Your assignment: If a line in the data below contains "complex", copy it.

(Source data)
==============================

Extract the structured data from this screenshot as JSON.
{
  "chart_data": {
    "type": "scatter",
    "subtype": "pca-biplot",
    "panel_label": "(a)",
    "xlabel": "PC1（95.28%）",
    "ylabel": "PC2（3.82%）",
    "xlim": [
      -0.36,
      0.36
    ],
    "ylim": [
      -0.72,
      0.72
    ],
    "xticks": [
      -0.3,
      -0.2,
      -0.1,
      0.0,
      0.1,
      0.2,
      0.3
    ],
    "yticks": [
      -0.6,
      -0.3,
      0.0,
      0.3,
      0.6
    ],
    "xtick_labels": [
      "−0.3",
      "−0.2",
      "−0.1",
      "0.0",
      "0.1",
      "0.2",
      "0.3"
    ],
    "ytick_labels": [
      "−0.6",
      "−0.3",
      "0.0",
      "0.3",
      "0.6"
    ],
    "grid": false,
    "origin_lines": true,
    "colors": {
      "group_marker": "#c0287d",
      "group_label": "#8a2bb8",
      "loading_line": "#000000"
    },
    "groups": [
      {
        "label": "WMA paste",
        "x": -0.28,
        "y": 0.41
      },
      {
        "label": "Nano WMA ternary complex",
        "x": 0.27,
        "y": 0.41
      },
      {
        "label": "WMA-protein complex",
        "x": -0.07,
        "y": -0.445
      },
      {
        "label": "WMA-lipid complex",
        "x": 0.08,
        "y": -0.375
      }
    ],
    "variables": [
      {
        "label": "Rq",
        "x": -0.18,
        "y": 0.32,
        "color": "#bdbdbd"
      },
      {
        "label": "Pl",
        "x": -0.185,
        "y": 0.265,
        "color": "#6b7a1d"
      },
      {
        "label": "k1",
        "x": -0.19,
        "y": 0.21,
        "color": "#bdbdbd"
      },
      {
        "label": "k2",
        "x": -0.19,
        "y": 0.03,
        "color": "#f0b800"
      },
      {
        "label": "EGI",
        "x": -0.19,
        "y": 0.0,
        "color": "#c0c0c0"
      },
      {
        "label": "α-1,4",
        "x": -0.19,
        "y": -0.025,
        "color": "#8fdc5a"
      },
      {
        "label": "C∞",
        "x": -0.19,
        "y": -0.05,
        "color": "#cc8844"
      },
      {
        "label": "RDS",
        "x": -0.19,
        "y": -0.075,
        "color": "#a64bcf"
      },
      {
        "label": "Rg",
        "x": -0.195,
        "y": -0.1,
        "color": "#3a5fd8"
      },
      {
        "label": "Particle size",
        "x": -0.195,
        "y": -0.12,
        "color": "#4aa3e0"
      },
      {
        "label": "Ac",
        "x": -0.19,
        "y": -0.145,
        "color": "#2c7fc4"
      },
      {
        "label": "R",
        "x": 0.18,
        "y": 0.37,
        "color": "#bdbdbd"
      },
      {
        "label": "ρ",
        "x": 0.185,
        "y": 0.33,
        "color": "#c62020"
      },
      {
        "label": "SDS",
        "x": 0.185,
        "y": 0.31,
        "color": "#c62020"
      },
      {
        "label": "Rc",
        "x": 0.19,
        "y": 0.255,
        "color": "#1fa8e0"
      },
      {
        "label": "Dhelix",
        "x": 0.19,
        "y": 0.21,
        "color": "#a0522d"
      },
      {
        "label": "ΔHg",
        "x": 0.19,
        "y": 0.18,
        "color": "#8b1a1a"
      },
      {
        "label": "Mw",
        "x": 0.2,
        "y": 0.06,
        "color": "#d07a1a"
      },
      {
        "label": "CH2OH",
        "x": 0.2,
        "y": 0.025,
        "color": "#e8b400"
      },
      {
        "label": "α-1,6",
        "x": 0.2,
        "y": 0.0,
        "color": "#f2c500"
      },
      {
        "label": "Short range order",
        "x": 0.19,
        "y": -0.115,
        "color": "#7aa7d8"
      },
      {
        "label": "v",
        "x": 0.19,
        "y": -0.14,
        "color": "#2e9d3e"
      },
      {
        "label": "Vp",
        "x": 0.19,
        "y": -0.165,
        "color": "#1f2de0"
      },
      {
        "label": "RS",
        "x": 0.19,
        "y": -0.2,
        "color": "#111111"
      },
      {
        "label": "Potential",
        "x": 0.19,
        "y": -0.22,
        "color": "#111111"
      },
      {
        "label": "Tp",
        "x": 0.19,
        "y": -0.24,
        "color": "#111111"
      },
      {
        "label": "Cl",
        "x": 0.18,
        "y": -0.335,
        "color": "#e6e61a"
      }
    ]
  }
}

==============================

Output of the exercise:
        "label": "Nano WMA ternary complex",
        "label": "WMA-protein complex",
        "label": "WMA-lipid complex",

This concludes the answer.